**Your instructions**
Select all lines with the string "wieku" in them, and copy those lines.

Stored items
"""
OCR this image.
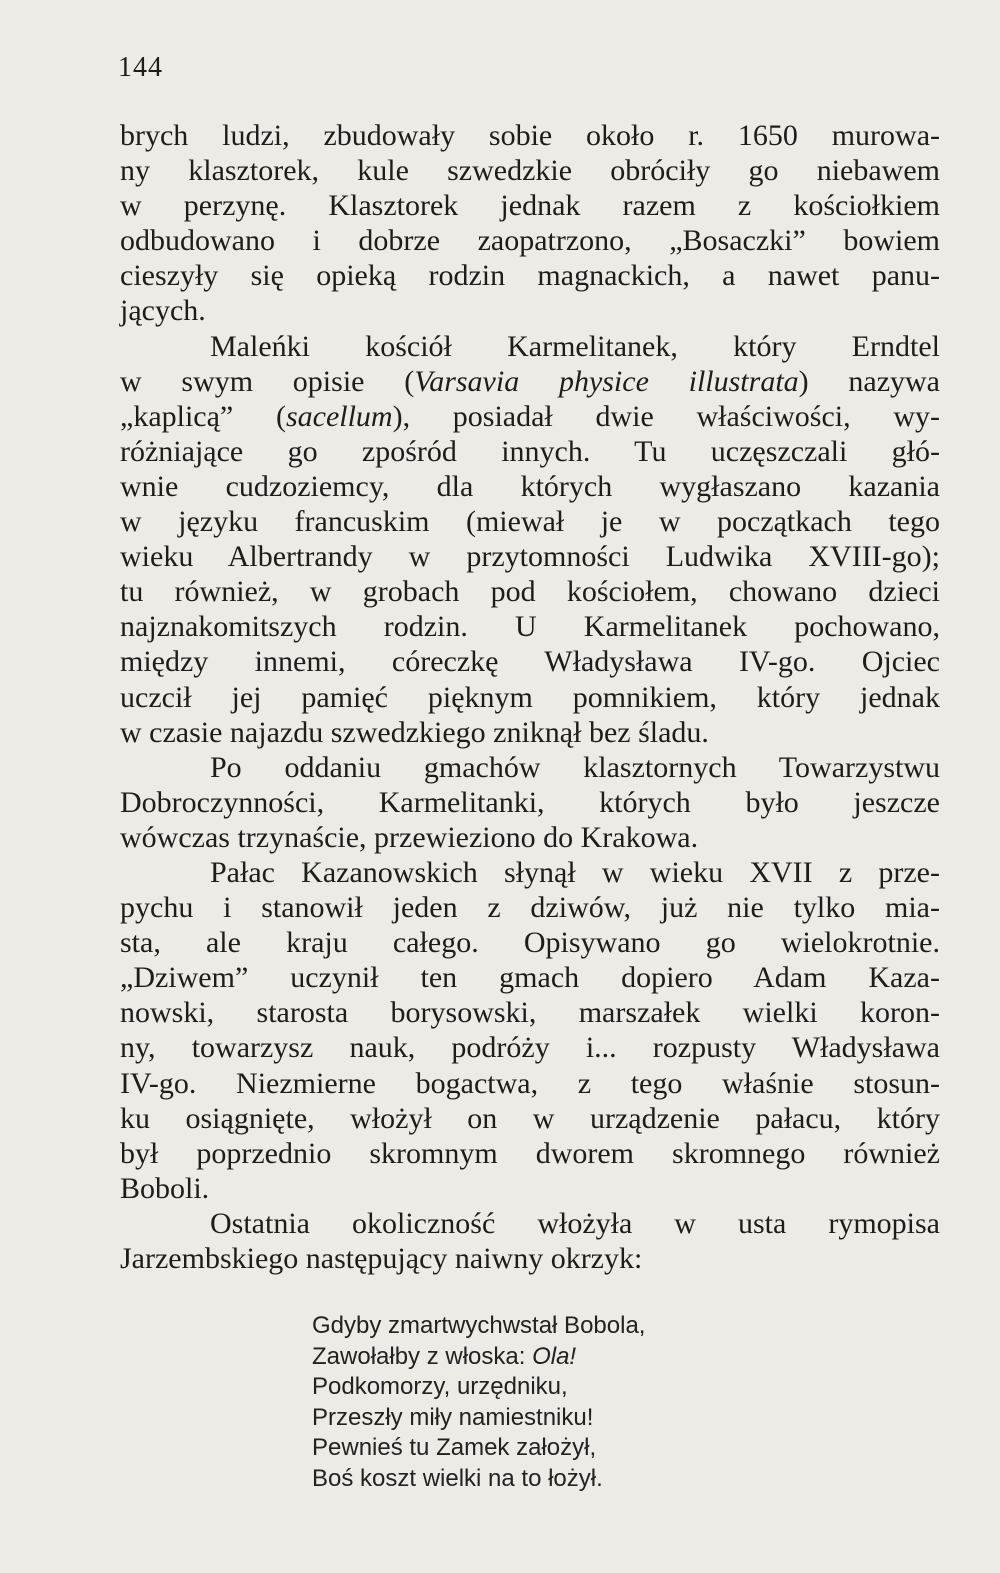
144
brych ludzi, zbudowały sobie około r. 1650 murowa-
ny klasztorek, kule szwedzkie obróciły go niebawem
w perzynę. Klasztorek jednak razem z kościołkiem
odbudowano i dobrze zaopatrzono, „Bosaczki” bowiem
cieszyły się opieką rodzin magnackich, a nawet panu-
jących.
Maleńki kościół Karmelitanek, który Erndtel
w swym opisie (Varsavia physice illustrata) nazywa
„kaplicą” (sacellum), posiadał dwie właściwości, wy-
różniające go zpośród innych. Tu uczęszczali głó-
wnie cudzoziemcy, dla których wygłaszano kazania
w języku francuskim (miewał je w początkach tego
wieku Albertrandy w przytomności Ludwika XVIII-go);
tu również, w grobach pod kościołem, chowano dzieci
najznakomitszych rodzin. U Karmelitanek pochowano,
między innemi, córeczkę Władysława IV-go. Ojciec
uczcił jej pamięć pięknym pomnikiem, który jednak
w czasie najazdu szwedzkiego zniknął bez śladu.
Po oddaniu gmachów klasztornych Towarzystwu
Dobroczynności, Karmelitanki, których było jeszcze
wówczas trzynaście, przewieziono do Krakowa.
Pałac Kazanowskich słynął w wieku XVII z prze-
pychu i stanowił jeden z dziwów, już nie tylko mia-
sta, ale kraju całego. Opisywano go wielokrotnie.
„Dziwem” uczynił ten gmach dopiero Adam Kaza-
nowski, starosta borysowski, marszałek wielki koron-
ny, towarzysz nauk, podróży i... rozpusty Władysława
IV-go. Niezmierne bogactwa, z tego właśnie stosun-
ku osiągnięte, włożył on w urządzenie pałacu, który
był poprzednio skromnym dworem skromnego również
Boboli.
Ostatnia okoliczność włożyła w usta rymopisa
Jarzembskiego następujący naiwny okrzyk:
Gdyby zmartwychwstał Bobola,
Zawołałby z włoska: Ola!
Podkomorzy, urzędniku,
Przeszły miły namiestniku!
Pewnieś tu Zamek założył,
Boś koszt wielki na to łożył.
"""
**Solution for this problem**
wieku Albertrandy w przytomności Ludwika XVIII-go);
Pałac Kazanowskich słynął w wieku XVII z prze-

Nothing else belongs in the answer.